**PROBLEM**
Count the lines below that contain the word "legend" and give only the number.

Start of DATA TO PROCESS

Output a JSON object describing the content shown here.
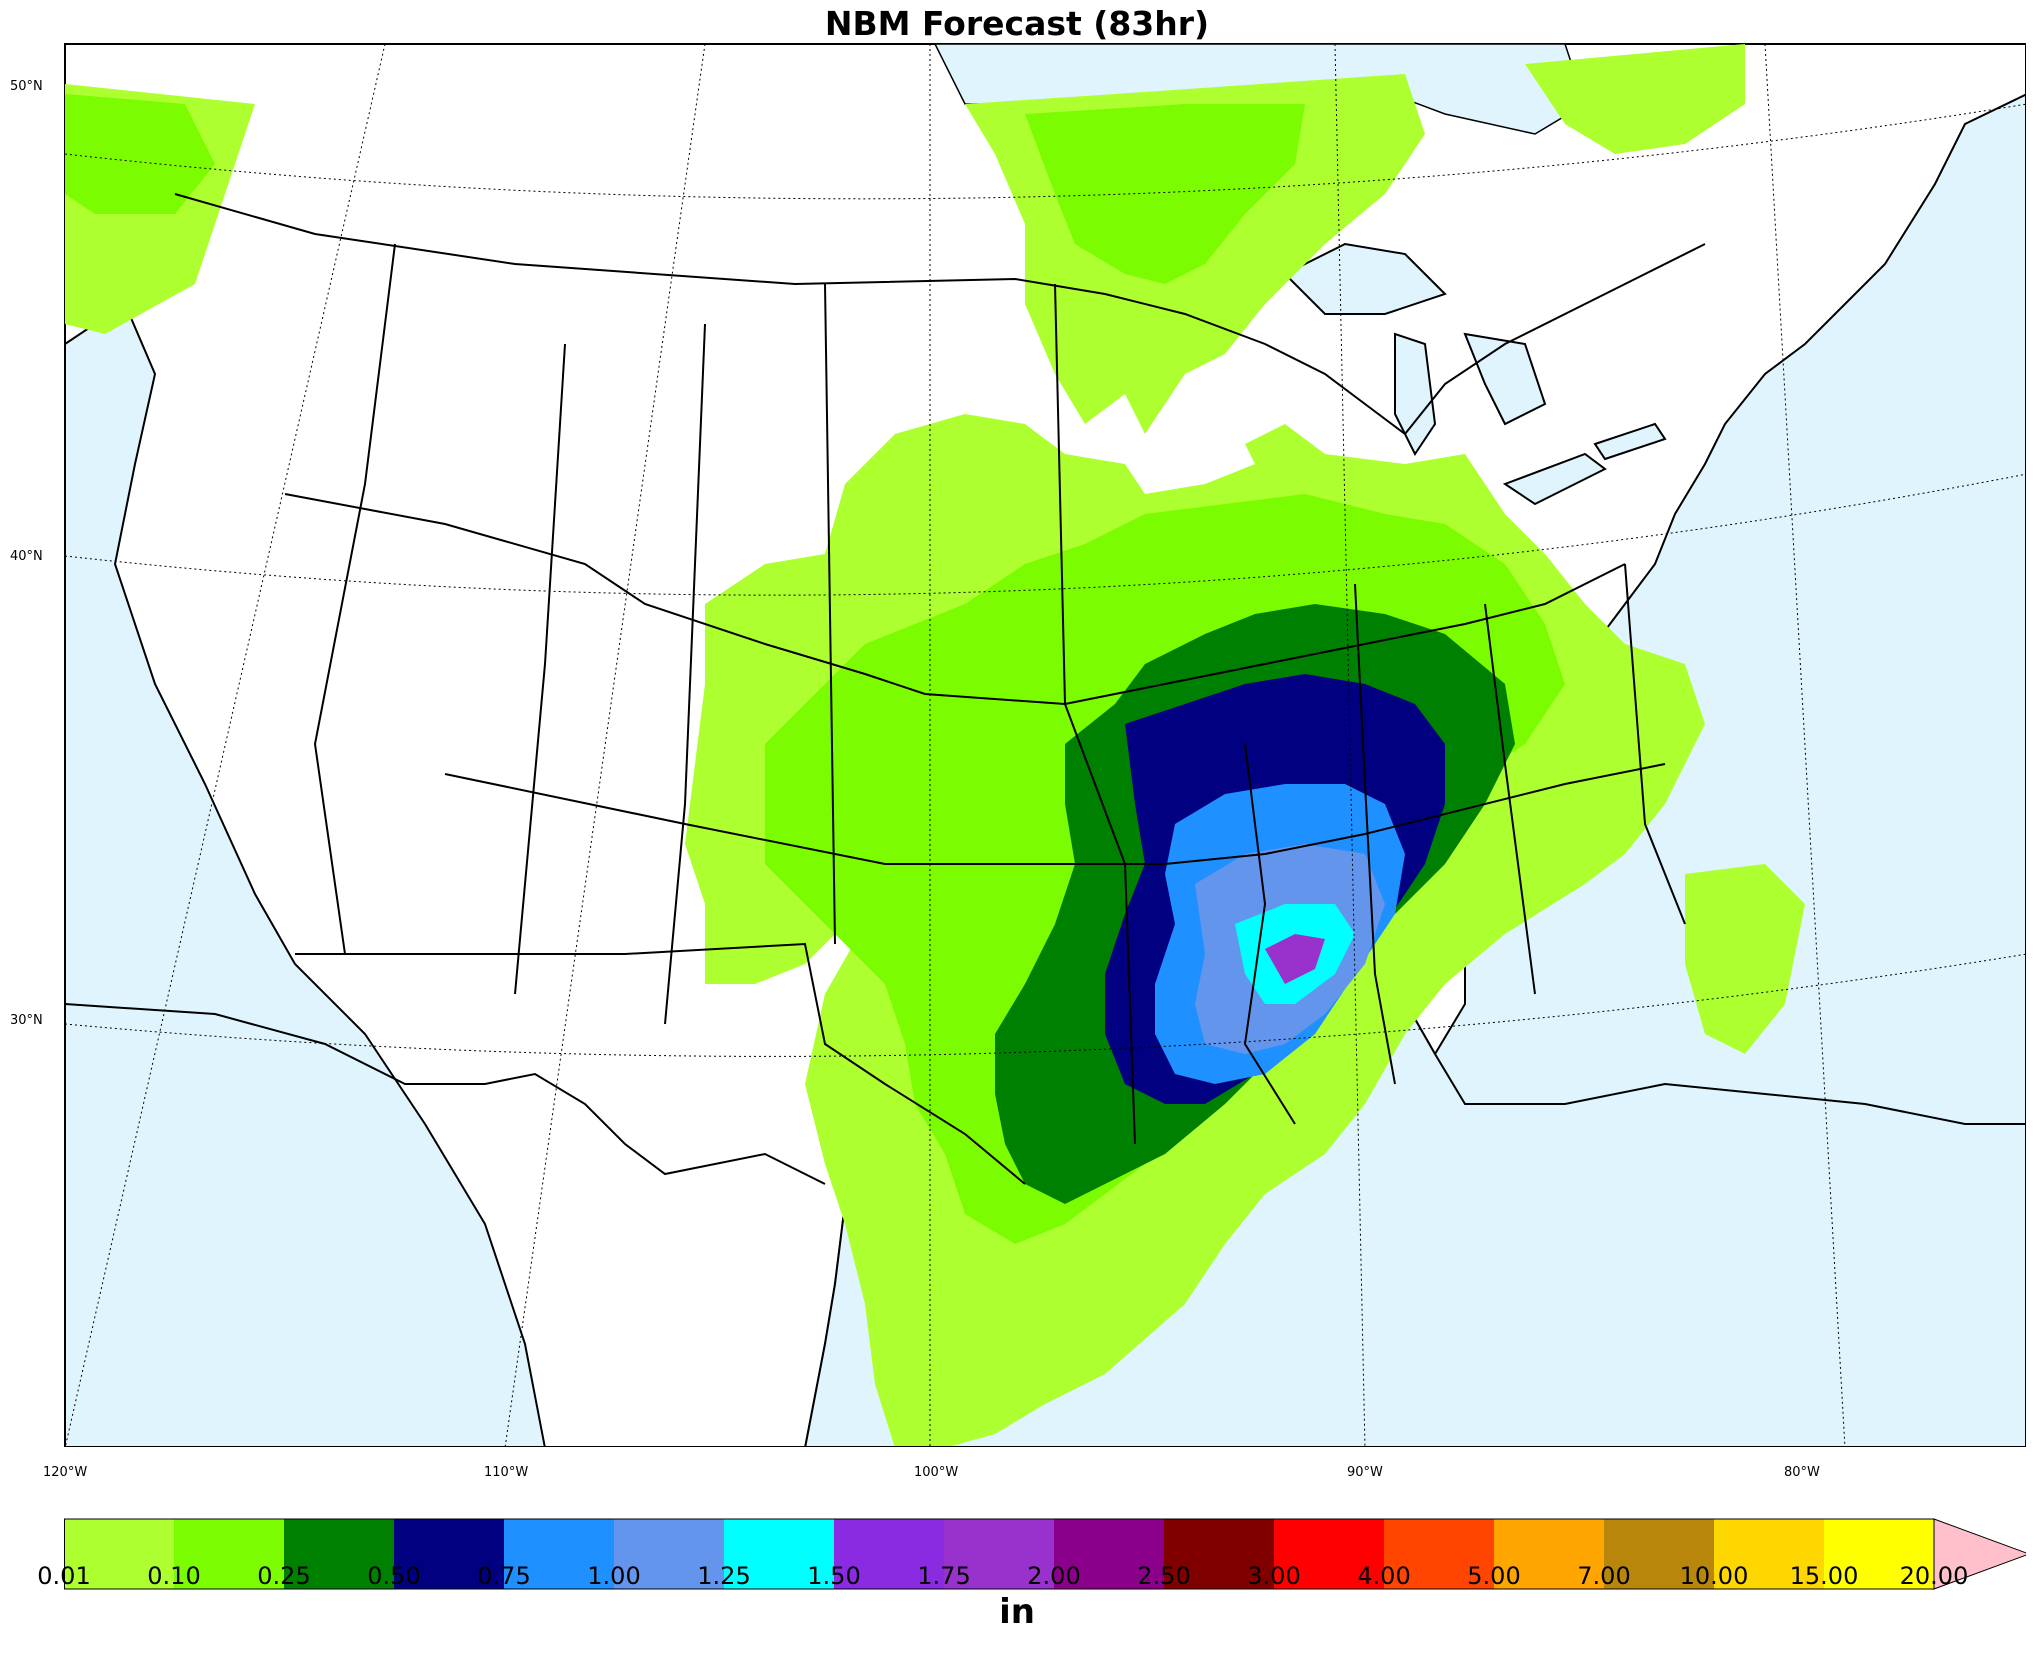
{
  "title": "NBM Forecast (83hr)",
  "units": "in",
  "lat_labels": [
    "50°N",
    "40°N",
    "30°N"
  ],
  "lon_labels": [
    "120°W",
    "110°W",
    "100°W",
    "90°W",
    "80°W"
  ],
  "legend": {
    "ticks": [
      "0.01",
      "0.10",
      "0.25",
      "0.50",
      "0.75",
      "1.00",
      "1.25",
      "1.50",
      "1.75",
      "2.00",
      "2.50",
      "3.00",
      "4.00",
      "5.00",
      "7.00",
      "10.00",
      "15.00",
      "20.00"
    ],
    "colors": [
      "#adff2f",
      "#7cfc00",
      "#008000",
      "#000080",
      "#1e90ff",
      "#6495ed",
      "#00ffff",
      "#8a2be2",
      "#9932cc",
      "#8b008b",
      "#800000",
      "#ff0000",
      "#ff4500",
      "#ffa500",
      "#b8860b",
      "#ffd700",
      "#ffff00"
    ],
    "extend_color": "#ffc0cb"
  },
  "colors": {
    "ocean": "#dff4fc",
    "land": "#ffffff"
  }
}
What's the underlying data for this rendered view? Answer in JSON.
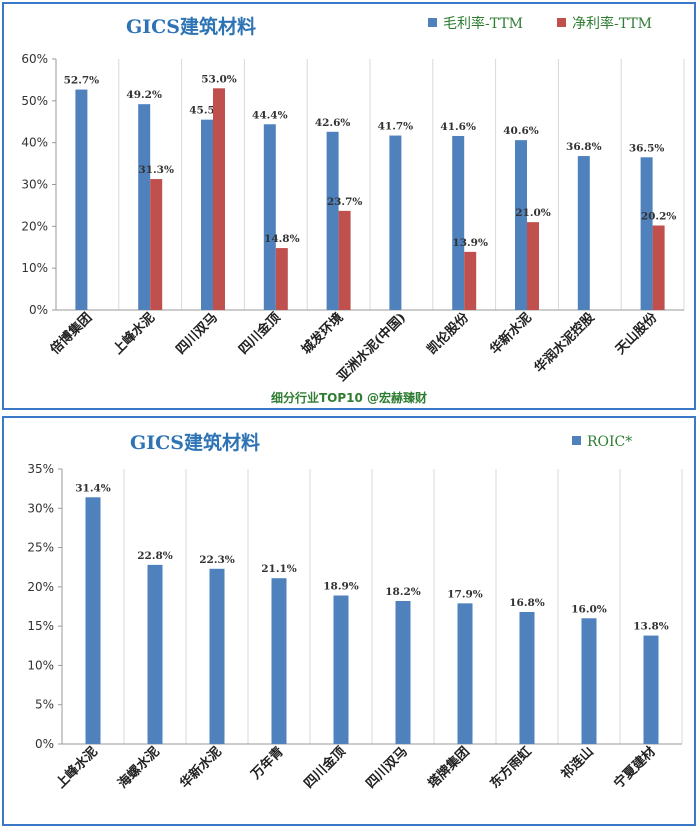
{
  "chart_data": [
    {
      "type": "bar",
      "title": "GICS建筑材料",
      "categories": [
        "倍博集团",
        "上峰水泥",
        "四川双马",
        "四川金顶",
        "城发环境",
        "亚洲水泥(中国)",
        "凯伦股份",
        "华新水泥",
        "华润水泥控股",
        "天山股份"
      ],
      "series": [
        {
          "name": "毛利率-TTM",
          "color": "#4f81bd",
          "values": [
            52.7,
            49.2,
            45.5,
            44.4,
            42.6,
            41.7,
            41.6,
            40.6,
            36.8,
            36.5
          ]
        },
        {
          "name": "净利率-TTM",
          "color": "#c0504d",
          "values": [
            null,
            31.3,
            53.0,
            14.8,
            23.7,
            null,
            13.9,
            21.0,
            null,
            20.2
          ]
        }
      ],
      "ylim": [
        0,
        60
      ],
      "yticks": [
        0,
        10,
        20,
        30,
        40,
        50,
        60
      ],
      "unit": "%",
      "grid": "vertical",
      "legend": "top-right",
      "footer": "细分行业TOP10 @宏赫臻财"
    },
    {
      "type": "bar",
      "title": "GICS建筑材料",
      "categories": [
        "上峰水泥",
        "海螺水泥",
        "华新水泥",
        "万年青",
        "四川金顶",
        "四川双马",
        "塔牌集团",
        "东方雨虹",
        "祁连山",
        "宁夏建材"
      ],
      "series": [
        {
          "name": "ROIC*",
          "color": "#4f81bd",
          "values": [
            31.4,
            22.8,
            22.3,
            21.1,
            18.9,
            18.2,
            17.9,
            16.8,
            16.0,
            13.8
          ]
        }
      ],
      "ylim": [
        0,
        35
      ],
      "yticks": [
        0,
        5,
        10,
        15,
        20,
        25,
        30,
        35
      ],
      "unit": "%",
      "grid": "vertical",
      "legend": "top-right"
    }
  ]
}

End of DATA TO PROCESS

**ANSWER TO THE TASK**
3